═════ EXERCISE DATA ═════

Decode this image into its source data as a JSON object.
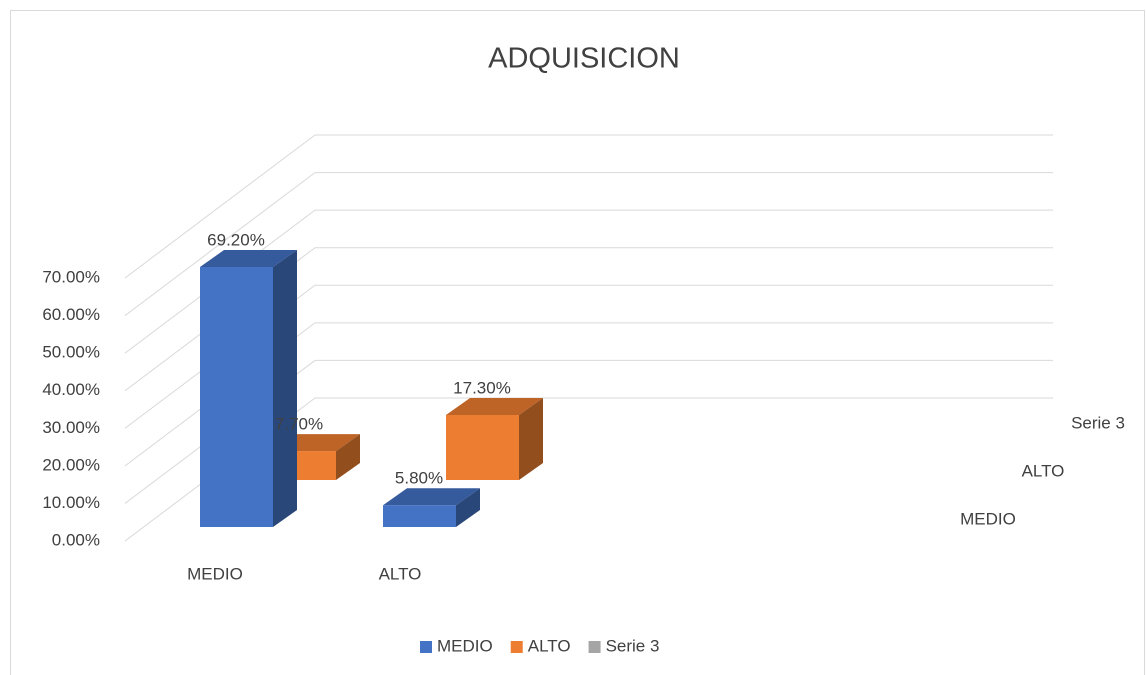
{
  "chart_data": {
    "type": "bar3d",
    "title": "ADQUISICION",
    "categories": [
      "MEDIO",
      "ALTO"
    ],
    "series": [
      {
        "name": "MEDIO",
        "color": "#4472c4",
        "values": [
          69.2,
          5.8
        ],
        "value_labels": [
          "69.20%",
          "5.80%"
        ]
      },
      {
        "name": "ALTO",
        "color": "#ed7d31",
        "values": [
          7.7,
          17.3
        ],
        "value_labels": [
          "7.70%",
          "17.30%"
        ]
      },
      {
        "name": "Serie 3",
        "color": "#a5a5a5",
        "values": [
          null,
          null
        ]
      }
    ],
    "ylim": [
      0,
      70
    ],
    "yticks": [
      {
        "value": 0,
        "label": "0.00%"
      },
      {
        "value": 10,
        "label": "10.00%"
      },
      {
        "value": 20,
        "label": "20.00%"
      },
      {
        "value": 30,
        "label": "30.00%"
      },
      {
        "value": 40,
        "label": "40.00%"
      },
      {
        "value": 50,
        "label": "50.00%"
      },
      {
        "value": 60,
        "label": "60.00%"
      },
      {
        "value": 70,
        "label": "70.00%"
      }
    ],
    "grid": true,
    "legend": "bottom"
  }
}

═════

## EXERCISE REQUIREMENTS
In the lines above, find each one with "color" and list it.

## ANSWER TO THIS EXERCISE
        "color": "#4472c4",
        "color": "#ed7d31",
        "color": "#a5a5a5",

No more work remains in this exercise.